#### The records
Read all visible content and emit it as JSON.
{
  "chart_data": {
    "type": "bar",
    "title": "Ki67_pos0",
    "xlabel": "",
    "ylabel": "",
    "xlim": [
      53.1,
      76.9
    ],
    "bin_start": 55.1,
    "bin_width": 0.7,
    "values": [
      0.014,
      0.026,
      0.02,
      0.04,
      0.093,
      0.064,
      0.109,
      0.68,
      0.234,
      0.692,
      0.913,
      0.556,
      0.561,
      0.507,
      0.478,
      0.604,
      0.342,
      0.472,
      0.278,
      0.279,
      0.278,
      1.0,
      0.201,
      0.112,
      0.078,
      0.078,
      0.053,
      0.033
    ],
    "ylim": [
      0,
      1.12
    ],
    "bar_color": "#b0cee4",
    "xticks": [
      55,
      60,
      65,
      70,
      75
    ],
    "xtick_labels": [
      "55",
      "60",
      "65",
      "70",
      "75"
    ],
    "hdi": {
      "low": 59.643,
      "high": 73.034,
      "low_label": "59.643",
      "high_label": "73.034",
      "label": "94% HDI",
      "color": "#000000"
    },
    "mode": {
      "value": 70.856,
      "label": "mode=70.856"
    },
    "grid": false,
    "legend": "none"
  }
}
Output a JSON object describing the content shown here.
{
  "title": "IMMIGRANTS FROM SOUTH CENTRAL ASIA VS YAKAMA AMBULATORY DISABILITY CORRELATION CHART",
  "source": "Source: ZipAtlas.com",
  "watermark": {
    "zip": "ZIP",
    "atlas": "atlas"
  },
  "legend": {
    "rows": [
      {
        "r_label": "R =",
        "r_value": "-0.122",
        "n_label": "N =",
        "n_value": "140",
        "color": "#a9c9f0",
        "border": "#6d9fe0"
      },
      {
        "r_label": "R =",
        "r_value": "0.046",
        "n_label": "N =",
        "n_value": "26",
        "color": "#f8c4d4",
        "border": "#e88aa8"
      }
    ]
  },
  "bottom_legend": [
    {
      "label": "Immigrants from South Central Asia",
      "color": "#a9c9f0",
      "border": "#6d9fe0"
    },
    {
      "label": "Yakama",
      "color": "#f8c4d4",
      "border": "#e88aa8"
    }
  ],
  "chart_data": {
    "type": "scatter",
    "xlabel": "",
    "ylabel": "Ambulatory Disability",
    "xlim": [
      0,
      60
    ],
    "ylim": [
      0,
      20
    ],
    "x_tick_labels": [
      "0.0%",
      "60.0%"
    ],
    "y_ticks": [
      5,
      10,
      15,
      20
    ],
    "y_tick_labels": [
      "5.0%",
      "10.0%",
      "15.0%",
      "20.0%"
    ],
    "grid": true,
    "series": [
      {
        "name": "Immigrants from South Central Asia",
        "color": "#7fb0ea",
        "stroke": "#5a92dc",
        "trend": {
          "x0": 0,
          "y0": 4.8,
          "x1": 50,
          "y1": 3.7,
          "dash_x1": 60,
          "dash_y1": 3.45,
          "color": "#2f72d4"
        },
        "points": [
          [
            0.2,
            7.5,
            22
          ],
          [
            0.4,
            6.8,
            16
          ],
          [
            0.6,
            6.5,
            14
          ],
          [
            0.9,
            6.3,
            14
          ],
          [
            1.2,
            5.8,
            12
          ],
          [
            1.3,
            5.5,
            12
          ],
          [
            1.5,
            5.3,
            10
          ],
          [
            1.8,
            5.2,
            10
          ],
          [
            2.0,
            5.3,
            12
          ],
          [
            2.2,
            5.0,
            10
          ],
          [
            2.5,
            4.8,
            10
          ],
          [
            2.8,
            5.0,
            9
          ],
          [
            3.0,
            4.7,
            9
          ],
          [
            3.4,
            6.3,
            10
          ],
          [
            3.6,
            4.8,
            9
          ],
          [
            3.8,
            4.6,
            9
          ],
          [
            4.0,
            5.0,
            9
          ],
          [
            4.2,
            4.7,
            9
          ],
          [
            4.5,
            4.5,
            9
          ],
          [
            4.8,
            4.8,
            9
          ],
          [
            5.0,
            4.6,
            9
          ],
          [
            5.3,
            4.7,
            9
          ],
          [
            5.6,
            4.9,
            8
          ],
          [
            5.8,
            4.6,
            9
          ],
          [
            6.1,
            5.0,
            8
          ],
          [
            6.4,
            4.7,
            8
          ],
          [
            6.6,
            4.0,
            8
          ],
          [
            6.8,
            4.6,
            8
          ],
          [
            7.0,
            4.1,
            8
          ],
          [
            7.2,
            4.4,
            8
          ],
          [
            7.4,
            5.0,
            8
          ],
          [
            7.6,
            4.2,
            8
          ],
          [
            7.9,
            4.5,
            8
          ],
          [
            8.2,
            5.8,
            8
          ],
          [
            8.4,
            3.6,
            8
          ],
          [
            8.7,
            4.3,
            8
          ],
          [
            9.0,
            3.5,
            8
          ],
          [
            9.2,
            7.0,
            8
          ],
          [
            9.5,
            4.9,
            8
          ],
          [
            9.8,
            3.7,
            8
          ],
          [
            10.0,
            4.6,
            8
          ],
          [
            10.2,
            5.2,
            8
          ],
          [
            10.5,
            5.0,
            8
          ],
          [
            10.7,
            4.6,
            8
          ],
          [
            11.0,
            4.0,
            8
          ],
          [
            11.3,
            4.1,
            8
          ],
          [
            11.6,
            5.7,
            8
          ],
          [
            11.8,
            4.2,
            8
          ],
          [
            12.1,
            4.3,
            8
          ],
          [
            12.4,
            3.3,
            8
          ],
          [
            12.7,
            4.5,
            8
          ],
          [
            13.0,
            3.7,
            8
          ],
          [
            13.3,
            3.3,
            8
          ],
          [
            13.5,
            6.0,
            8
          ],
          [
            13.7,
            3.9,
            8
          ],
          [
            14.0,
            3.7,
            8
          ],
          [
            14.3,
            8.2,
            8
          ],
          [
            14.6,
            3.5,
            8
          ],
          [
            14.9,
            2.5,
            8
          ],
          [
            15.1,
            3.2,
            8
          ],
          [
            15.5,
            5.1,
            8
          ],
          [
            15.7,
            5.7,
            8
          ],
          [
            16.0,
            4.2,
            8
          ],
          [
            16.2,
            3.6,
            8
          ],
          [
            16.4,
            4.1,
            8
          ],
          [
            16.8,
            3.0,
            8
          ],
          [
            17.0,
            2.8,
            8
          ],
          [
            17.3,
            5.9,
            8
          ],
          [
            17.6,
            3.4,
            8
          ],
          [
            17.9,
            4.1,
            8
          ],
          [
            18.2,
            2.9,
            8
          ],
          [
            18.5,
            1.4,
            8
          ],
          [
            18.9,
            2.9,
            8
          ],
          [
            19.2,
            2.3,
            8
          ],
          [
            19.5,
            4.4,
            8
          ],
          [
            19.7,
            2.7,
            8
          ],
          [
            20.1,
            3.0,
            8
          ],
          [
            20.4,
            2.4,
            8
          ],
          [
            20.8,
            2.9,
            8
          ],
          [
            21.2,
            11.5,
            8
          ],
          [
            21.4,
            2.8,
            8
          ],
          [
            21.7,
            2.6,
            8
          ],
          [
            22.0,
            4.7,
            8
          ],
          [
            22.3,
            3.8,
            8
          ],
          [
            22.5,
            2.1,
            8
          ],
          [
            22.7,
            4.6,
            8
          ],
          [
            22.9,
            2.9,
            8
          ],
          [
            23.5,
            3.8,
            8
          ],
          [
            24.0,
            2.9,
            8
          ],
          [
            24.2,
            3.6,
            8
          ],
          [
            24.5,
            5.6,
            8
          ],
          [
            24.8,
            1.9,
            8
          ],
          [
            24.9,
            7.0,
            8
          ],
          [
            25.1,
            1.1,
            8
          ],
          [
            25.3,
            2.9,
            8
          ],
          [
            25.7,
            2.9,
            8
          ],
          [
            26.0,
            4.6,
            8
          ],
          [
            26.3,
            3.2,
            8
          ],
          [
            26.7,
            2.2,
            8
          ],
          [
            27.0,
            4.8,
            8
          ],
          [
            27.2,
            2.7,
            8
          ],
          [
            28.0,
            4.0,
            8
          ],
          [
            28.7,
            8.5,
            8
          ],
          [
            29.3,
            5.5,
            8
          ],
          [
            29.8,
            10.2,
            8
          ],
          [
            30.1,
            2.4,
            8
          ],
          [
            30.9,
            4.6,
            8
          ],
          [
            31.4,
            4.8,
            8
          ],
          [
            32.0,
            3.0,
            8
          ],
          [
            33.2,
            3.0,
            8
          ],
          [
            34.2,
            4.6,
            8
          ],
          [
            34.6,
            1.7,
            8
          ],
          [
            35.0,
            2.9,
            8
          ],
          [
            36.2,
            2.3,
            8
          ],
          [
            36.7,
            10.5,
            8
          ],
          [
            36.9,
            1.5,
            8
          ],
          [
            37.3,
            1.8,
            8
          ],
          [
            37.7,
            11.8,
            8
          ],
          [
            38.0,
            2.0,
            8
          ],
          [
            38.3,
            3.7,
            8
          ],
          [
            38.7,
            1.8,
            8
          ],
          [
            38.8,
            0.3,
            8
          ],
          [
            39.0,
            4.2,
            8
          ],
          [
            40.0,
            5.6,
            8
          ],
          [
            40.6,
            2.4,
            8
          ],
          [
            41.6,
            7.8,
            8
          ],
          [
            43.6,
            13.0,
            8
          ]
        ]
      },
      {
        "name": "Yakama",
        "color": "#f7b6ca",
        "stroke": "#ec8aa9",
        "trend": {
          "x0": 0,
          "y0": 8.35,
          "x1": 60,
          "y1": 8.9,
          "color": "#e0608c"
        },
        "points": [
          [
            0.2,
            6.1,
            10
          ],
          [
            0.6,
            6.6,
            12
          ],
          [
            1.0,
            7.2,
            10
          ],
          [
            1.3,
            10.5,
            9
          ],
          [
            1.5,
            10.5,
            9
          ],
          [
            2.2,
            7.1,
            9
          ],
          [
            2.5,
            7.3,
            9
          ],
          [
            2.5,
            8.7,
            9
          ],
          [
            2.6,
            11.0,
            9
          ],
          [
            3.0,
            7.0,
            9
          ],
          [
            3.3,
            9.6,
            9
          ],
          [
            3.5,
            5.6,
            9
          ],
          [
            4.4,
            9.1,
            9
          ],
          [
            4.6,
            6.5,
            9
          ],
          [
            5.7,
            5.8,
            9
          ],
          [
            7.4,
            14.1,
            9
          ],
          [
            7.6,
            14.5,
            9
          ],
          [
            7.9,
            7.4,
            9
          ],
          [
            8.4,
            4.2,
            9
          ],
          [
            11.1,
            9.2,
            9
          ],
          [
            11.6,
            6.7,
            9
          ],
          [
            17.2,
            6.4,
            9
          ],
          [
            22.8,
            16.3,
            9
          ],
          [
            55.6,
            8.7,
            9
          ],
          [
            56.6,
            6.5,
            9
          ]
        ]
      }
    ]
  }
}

#### Task
From the listing, copy every line where the string "content" appears.

#### Result
Read all visible content and emit it as JSON.
Output a JSON object describing the content shown here.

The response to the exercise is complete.